::: Material for this exercise :::
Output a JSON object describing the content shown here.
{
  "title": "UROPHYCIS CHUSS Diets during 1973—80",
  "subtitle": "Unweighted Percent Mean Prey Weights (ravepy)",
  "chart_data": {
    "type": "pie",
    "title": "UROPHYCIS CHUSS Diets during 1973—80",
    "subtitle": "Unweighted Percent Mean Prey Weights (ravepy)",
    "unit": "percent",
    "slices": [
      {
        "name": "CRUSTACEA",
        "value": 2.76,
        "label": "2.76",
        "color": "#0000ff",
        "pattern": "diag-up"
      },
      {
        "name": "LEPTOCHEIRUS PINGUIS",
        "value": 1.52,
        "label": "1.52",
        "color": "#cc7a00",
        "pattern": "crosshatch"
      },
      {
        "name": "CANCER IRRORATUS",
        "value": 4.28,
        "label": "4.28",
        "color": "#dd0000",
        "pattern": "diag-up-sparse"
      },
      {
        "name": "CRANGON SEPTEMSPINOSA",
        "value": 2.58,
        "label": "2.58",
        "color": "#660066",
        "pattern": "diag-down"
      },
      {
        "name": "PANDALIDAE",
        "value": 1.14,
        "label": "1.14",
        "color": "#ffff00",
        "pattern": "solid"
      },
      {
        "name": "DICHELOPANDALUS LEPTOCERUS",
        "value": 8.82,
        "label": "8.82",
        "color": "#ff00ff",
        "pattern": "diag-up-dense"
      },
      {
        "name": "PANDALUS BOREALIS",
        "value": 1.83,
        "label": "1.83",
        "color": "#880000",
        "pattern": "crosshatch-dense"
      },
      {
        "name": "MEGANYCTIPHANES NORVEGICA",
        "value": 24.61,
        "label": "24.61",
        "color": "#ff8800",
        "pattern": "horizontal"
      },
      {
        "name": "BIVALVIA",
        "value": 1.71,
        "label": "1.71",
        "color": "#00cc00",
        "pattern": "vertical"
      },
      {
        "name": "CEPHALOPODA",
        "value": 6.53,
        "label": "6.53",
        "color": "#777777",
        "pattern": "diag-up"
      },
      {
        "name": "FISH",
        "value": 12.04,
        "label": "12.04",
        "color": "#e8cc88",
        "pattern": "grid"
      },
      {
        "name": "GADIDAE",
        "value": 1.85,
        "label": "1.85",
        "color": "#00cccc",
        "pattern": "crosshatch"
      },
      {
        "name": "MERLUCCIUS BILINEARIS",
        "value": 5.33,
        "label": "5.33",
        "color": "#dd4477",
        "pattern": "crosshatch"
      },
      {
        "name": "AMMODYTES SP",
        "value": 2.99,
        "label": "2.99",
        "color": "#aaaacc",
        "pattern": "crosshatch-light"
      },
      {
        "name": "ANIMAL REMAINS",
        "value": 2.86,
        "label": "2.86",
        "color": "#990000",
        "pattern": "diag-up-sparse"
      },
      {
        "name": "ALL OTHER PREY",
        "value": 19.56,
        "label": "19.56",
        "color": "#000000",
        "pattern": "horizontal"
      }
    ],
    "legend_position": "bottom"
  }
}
:::
● **Objective**:
Exactly as shown above, return every record.

● **Result of the exercise**:
Output a JSON object describing the content shown here.
{
  "title": "UROPHYCIS CHUSS Diets during 1973—80",
  "subtitle": "Unweighted Percent Mean Prey Weights (ravepy)",
  "chart_data": {
    "type": "pie",
    "title": "UROPHYCIS CHUSS Diets during 1973—80",
    "subtitle": "Unweighted Percent Mean Prey Weights (ravepy)",
    "unit": "percent",
    "slices": [
      {
        "name": "CRUSTACEA",
        "value": 2.76,
        "label": "2.76",
        "color": "#0000ff",
        "pattern": "diag-up"
      },
      {
        "name": "LEPTOCHEIRUS PINGUIS",
        "value": 1.52,
        "label": "1.52",
        "color": "#cc7a00",
        "pattern": "crosshatch"
      },
      {
        "name": "CANCER IRRORATUS",
        "value": 4.28,
        "label": "4.28",
        "color": "#dd0000",
        "pattern": "diag-up-sparse"
      },
      {
        "name": "CRANGON SEPTEMSPINOSA",
        "value": 2.58,
        "label": "2.58",
        "color": "#660066",
        "pattern": "diag-down"
      },
      {
        "name": "PANDALIDAE",
        "value": 1.14,
        "label": "1.14",
        "color": "#ffff00",
        "pattern": "solid"
      },
      {
        "name": "DICHELOPANDALUS LEPTOCERUS",
        "value": 8.82,
        "label": "8.82",
        "color": "#ff00ff",
        "pattern": "diag-up-dense"
      },
      {
        "name": "PANDALUS BOREALIS",
        "value": 1.83,
        "label": "1.83",
        "color": "#880000",
        "pattern": "crosshatch-dense"
      },
      {
        "name": "MEGANYCTIPHANES NORVEGICA",
        "value": 24.61,
        "label": "24.61",
        "color": "#ff8800",
        "pattern": "horizontal"
      },
      {
        "name": "BIVALVIA",
        "value": 1.71,
        "label": "1.71",
        "color": "#00cc00",
        "pattern": "vertical"
      },
      {
        "name": "CEPHALOPODA",
        "value": 6.53,
        "label": "6.53",
        "color": "#777777",
        "pattern": "diag-up"
      },
      {
        "name": "FISH",
        "value": 12.04,
        "label": "12.04",
        "color": "#e8cc88",
        "pattern": "grid"
      },
      {
        "name": "GADIDAE",
        "value": 1.85,
        "label": "1.85",
        "color": "#00cccc",
        "pattern": "crosshatch"
      },
      {
        "name": "MERLUCCIUS BILINEARIS",
        "value": 5.33,
        "label": "5.33",
        "color": "#dd4477",
        "pattern": "crosshatch"
      },
      {
        "name": "AMMODYTES SP",
        "value": 2.99,
        "label": "2.99",
        "color": "#aaaacc",
        "pattern": "crosshatch-light"
      },
      {
        "name": "ANIMAL REMAINS",
        "value": 2.86,
        "label": "2.86",
        "color": "#990000",
        "pattern": "diag-up-sparse"
      },
      {
        "name": "ALL OTHER PREY",
        "value": 19.56,
        "label": "19.56",
        "color": "#000000",
        "pattern": "horizontal"
      }
    ],
    "legend_position": "bottom"
  }
}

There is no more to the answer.